** Start Material supplied **

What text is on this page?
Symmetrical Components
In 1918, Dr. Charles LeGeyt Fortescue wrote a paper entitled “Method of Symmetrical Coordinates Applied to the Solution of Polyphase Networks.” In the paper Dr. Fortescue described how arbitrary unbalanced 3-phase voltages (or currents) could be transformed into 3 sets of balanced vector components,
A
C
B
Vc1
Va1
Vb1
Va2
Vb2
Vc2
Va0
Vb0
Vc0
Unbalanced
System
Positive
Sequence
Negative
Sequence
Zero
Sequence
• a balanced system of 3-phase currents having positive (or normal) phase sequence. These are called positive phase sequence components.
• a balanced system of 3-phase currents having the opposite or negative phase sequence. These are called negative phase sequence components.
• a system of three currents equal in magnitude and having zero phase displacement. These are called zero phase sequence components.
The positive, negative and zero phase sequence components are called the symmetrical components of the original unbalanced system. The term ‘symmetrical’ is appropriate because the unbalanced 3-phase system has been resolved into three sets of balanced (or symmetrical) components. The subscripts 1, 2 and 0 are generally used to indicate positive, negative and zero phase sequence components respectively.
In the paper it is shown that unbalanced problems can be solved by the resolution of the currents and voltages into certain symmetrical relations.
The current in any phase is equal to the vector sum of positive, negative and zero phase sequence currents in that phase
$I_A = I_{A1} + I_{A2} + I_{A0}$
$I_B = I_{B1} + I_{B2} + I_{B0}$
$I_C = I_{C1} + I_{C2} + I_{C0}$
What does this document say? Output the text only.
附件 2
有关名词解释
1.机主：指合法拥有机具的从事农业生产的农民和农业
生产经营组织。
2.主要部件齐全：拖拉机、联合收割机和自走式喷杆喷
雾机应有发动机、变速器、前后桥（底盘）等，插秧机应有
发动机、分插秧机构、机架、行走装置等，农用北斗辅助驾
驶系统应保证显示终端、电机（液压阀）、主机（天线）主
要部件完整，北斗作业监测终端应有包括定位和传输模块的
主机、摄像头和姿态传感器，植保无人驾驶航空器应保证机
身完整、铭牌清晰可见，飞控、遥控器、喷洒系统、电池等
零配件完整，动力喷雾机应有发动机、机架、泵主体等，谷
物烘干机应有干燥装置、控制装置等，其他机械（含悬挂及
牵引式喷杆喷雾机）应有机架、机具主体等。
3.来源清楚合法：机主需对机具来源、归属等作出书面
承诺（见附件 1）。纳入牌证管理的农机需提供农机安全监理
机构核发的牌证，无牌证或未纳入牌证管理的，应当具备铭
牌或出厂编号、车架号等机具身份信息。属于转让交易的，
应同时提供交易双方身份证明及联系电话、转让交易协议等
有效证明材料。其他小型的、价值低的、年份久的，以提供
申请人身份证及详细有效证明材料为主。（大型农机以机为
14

** End Material supplied **

_Short exercise_: Give back exactly the lines from the line containing "What does this" to the end of the entries, and no other lines.

_Correct response_:
What does this document say? Output the text only.
附件 2
有关名词解释
1.机主：指合法拥有机具的从事农业生产的农民和农业
生产经营组织。
2.主要部件齐全：拖拉机、联合收割机和自走式喷杆喷
雾机应有发动机、变速器、前后桥（底盘）等，插秧机应有
发动机、分插秧机构、机架、行走装置等，农用北斗辅助驾
驶系统应保证显示终端、电机（液压阀）、主机（天线）主
要部件完整，北斗作业监测终端应有包括定位和传输模块的
主机、摄像头和姿态传感器，植保无人驾驶航空器应保证机
身完整、铭牌清晰可见，飞控、遥控器、喷洒系统、电池等
零配件完整，动力喷雾机应有发动机、机架、泵主体等，谷
物烘干机应有干燥装置、控制装置等，其他机械（含悬挂及
牵引式喷杆喷雾机）应有机架、机具主体等。
3.来源清楚合法：机主需对机具来源、归属等作出书面
承诺（见附件 1）。纳入牌证管理的农机需提供农机安全监理
机构核发的牌证，无牌证或未纳入牌证管理的，应当具备铭
牌或出厂编号、车架号等机具身份信息。属于转让交易的，
应同时提供交易双方身份证明及联系电话、转让交易协议等
有效证明材料。其他小型的、价值低的、年份久的，以提供
申请人身份证及详细有效证明材料为主。（大型农机以机为
14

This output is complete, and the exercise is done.